### What you should do
Everything in the listing except the pictures should be written out exactly.

### Raw records
========

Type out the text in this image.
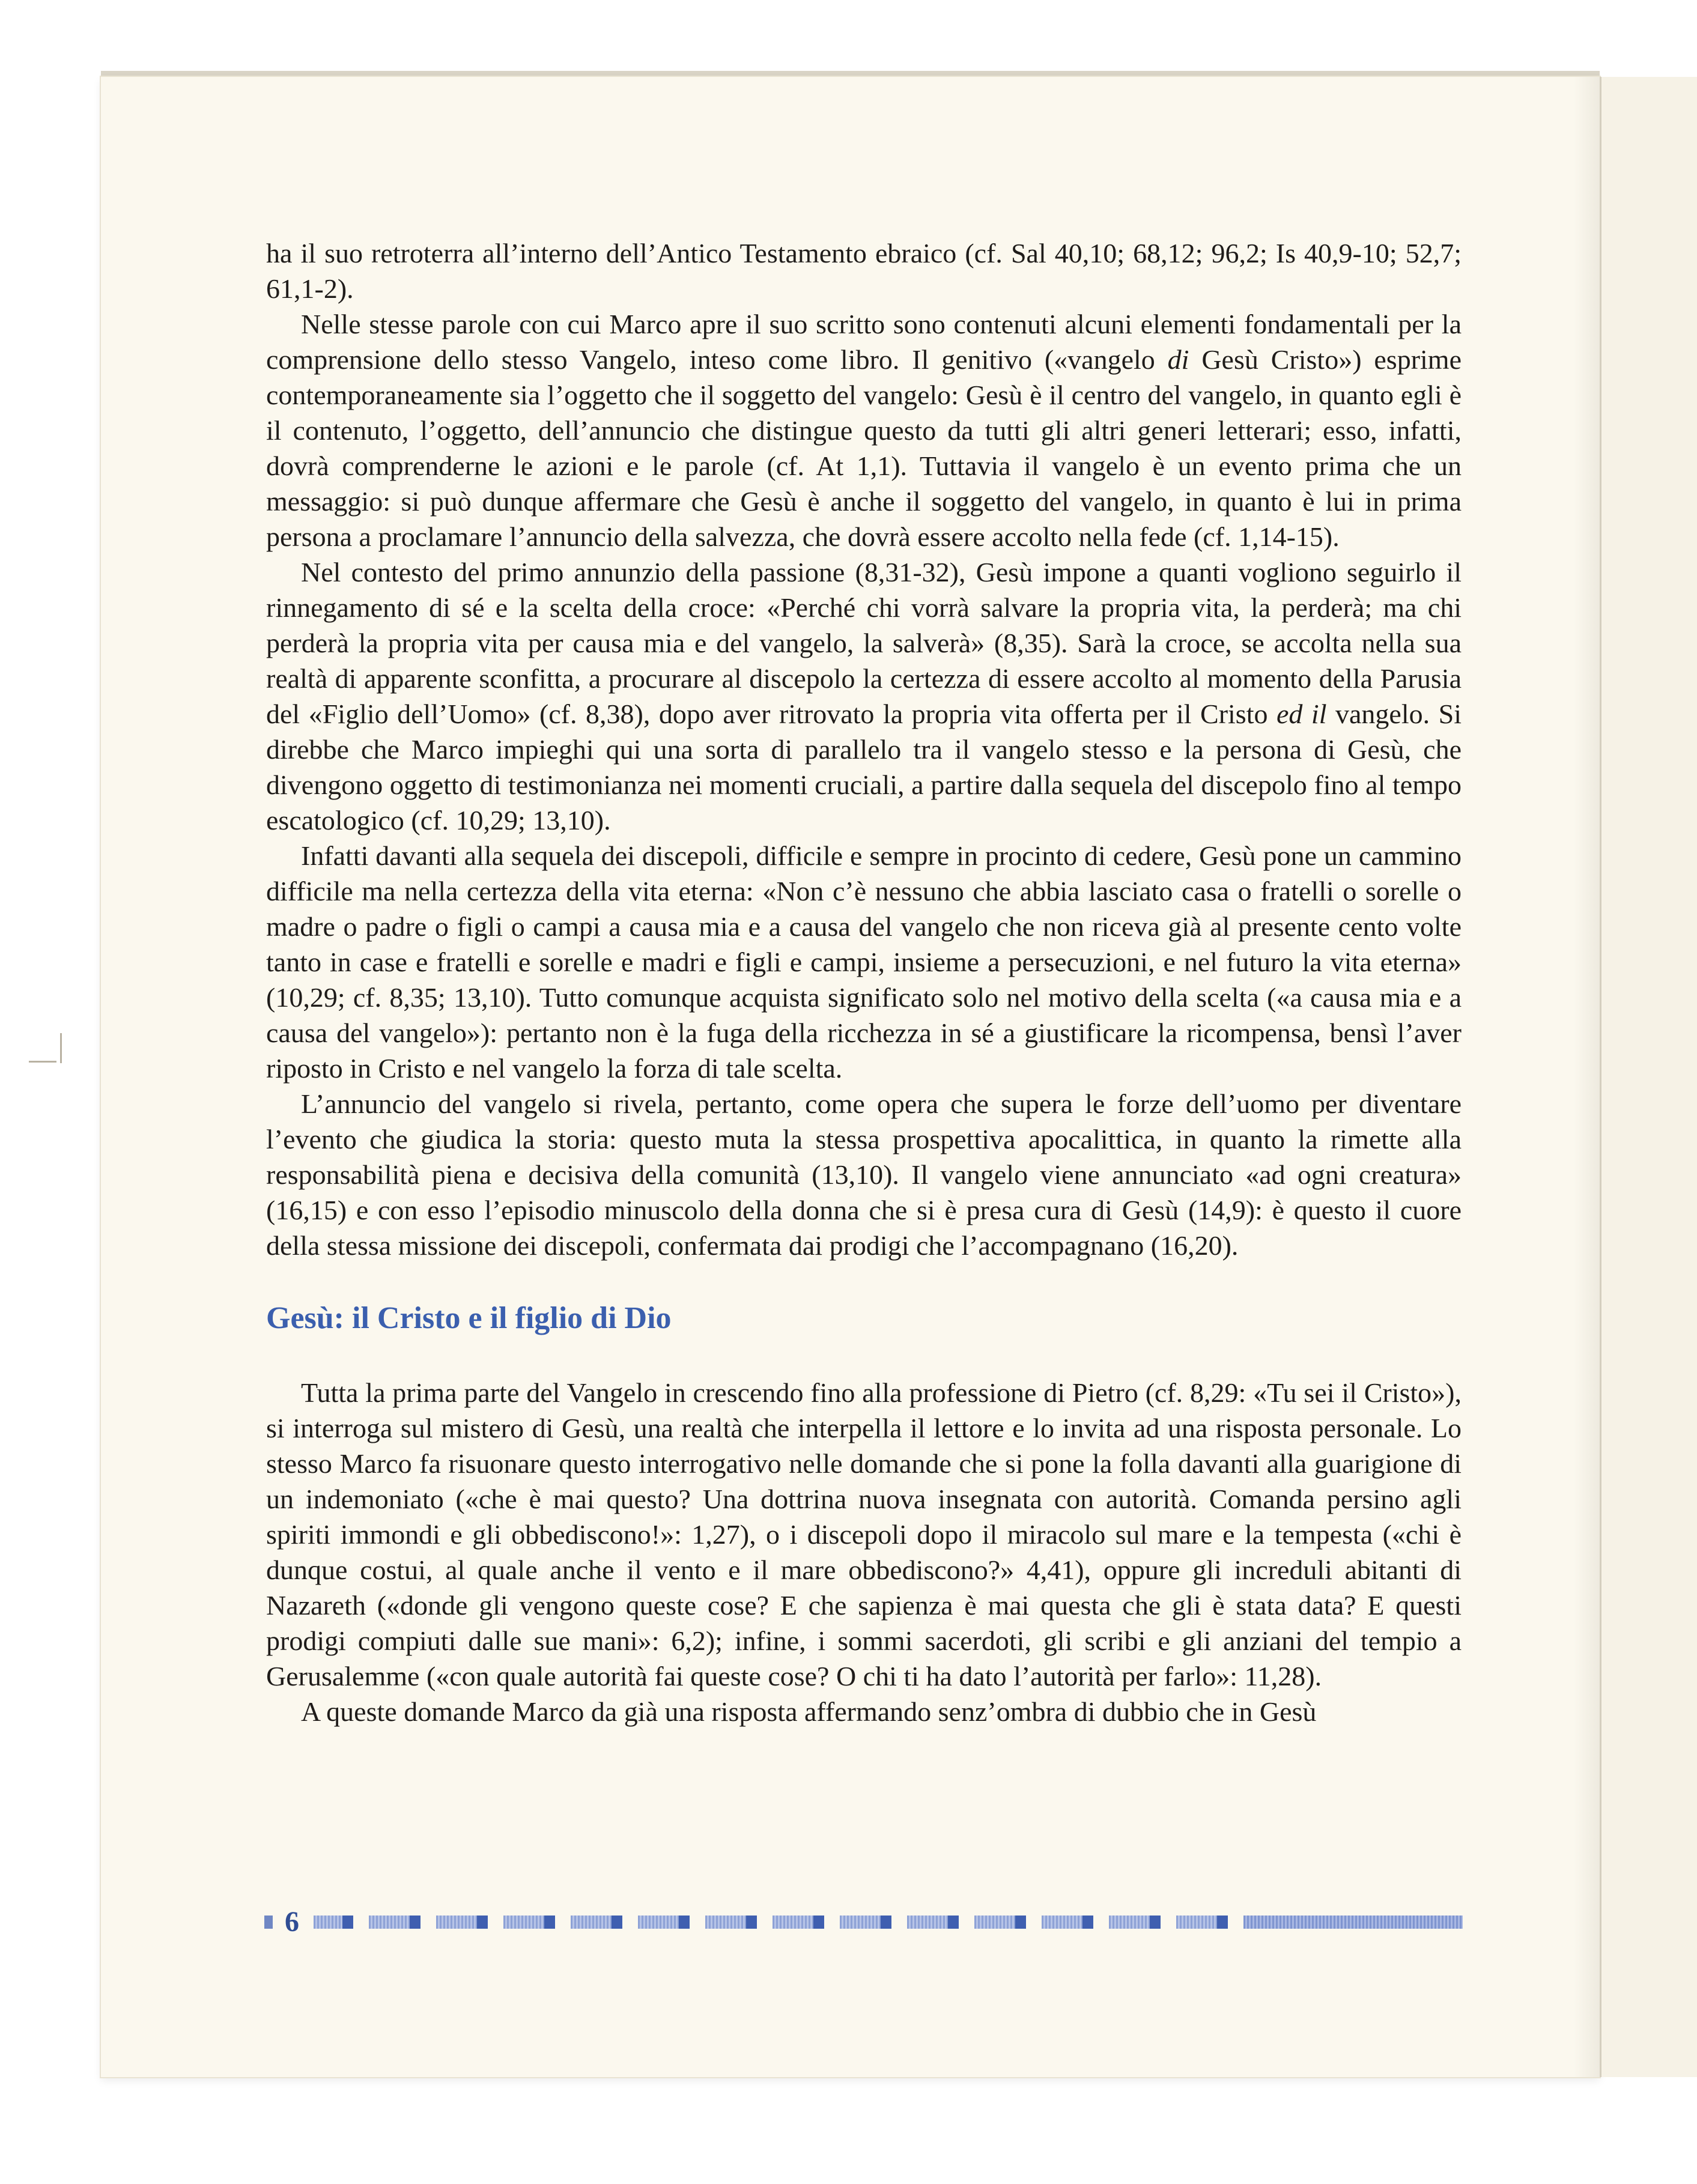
ha il suo retroterra all’interno dell’Antico Testamento ebraico (cf. Sal 40,10; 68,12; 96,2; Is 40,9-10; 52,7; 61,1-2).

Nelle stesse parole con cui Marco apre il suo scritto sono contenuti alcuni elementi fondamentali per la comprensione dello stesso Vangelo, inteso come libro. Il genitivo («vangelo di Gesù Cristo») esprime contemporaneamente sia l’oggetto che il soggetto del vangelo: Gesù è il centro del vangelo, in quanto egli è il contenuto, l’oggetto, dell’annuncio che distingue questo da tutti gli altri generi letterari; esso, infatti, dovrà comprenderne le azioni e le parole (cf. At 1,1). Tuttavia il vangelo è un evento prima che un messaggio: si può dunque affermare che Gesù è anche il soggetto del vangelo, in quanto è lui in prima persona a proclamare l’annuncio della salvezza, che dovrà essere accolto nella fede (cf. 1,14-15).

Nel contesto del primo annunzio della passione (8,31-32), Gesù impone a quanti vogliono seguirlo il rinnegamento di sé e la scelta della croce: «Perché chi vorrà salvare la propria vita, la perderà; ma chi perderà la propria vita per causa mia e del vangelo, la salverà» (8,35). Sarà la croce, se accolta nella sua realtà di apparente sconfitta, a procurare al discepolo la certezza di essere accolto al momento della Parusia del «Figlio dell’Uomo» (cf. 8,38), dopo aver ritrovato la propria vita offerta per il Cristo ed il vangelo. Si direbbe che Marco impieghi qui una sorta di parallelo tra il vangelo stesso e la persona di Gesù, che divengono oggetto di testimonianza nei momenti cruciali, a partire dalla sequela del discepolo fino al tempo escatologico (cf. 10,29; 13,10).

Infatti davanti alla sequela dei discepoli, difficile e sempre in procinto di cedere, Gesù pone un cammino difficile ma nella certezza della vita eterna: «Non c’è nessuno che abbia lasciato casa o fratelli o sorelle o madre o padre o figli o campi a causa mia e a causa del vangelo che non riceva già al presente cento volte tanto in case e fratelli e sorelle e madri e figli e campi, insieme a persecuzioni, e nel futuro la vita eterna» (10,29; cf. 8,35; 13,10). Tutto comunque acquista significato solo nel motivo della scelta («a causa mia e a causa del vangelo»): pertanto non è la fuga della ricchezza in sé a giustificare la ricompensa, bensì l’aver riposto in Cristo e nel vangelo la forza di tale scelta.

L’annuncio del vangelo si rivela, pertanto, come opera che supera le forze dell’uomo per diventare l’evento che giudica la storia: questo muta la stessa prospettiva apocalittica, in quanto la rimette alla responsabilità piena e decisiva della comunità (13,10). Il vangelo viene annunciato «ad ogni creatura» (16,15) e con esso l’episodio minuscolo della donna che si è presa cura di Gesù (14,9): è questo il cuore della stessa missione dei discepoli, confermata dai prodigi che l’accompagnano (16,20).

Gesù: il Cristo e il figlio di Dio

Tutta la prima parte del Vangelo in crescendo fino alla professione di Pietro (cf. 8,29: «Tu sei il Cristo»), si interroga sul mistero di Gesù, una realtà che interpella il lettore e lo invita ad una risposta personale. Lo stesso Marco fa risuonare questo interrogativo nelle domande che si pone la folla davanti alla guarigione di un indemoniato («che è mai questo? Una dottrina nuova insegnata con autorità. Comanda persino agli spiriti immondi e gli obbediscono!»: 1,27), o i discepoli dopo il miracolo sul mare e la tempesta («chi è dunque costui, al quale anche il vento e il mare obbediscono?» 4,41), oppure gli increduli abitanti di Nazareth («donde gli vengono queste cose? E che sapienza è mai questa che gli è stata data? E questi prodigi compiuti dalle sue mani»: 6,2); infine, i sommi sacerdoti, gli scribi e gli anziani del tempio a Gerusalemme («con quale autorità fai queste cose? O chi ti ha dato l’autorità per farlo»: 11,28).

A queste domande Marco da già una risposta affermando senz’ombra di dubbio che in Gesù

6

========

### Written answer
Type out the text in this image.
ha il suo retroterra all’interno dell’Antico Testamento ebraico (cf. Sal 40,10; 68,12; 96,2; Is 40,9-10; 52,7; 61,1-2).

Nelle stesse parole con cui Marco apre il suo scritto sono contenuti alcuni elementi fondamentali per la comprensione dello stesso Vangelo, inteso come libro. Il genitivo («vangelo di Gesù Cristo») esprime contemporaneamente sia l’oggetto che il soggetto del vangelo: Gesù è il centro del vangelo, in quanto egli è il contenuto, l’oggetto, dell’annuncio che distingue questo da tutti gli altri generi letterari; esso, infatti, dovrà comprenderne le azioni e le parole (cf. At 1,1). Tuttavia il vangelo è un evento prima che un messaggio: si può dunque affermare che Gesù è anche il soggetto del vangelo, in quanto è lui in prima persona a proclamare l’annuncio della salvezza, che dovrà essere accolto nella fede (cf. 1,14-15).

Nel contesto del primo annunzio della passione (8,31-32), Gesù impone a quanti vogliono seguirlo il rinnegamento di sé e la scelta della croce: «Perché chi vorrà salvare la propria vita, la perderà; ma chi perderà la propria vita per causa mia e del vangelo, la salverà» (8,35). Sarà la croce, se accolta nella sua realtà di apparente sconfitta, a procurare al discepolo la certezza di essere accolto al momento della Parusia del «Figlio dell’Uomo» (cf. 8,38), dopo aver ritrovato la propria vita offerta per il Cristo ed il vangelo. Si direbbe che Marco impieghi qui una sorta di parallelo tra il vangelo stesso e la persona di Gesù, che divengono oggetto di testimonianza nei momenti cruciali, a partire dalla sequela del discepolo fino al tempo escatologico (cf. 10,29; 13,10).

Infatti davanti alla sequela dei discepoli, difficile e sempre in procinto di cedere, Gesù pone un cammino difficile ma nella certezza della vita eterna: «Non c’è nessuno che abbia lasciato casa o fratelli o sorelle o madre o padre o figli o campi a causa mia e a causa del vangelo che non riceva già al presente cento volte tanto in case e fratelli e sorelle e madri e figli e campi, insieme a persecuzioni, e nel futuro la vita eterna» (10,29; cf. 8,35; 13,10). Tutto comunque acquista significato solo nel motivo della scelta («a causa mia e a causa del vangelo»): pertanto non è la fuga della ricchezza in sé a giustificare la ricompensa, bensì l’aver riposto in Cristo e nel vangelo la forza di tale scelta.

L’annuncio del vangelo si rivela, pertanto, come opera che supera le forze dell’uomo per diventare l’evento che giudica la storia: questo muta la stessa prospettiva apocalittica, in quanto la rimette alla responsabilità piena e decisiva della comunità (13,10). Il vangelo viene annunciato «ad ogni creatura» (16,15) e con esso l’episodio minuscolo della donna che si è presa cura di Gesù (14,9): è questo il cuore della stessa missione dei discepoli, confermata dai prodigi che l’accompagnano (16,20).

Gesù: il Cristo e il figlio di Dio

Tutta la prima parte del Vangelo in crescendo fino alla professione di Pietro (cf. 8,29: «Tu sei il Cristo»), si interroga sul mistero di Gesù, una realtà che interpella il lettore e lo invita ad una risposta personale. Lo stesso Marco fa risuonare questo interrogativo nelle domande che si pone la folla davanti alla guarigione di un indemoniato («che è mai questo? Una dottrina nuova insegnata con autorità. Comanda persino agli spiriti immondi e gli obbediscono!»: 1,27), o i discepoli dopo il miracolo sul mare e la tempesta («chi è dunque costui, al quale anche il vento e il mare obbediscono?» 4,41), oppure gli increduli abitanti di Nazareth («donde gli vengono queste cose? E che sapienza è mai questa che gli è stata data? E questi prodigi compiuti dalle sue mani»: 6,2); infine, i sommi sacerdoti, gli scribi e gli anziani del tempio a Gerusalemme («con quale autorità fai queste cose? O chi ti ha dato l’autorità per farlo»: 11,28).

A queste domande Marco da già una risposta affermando senz’ombra di dubbio che in Gesù

6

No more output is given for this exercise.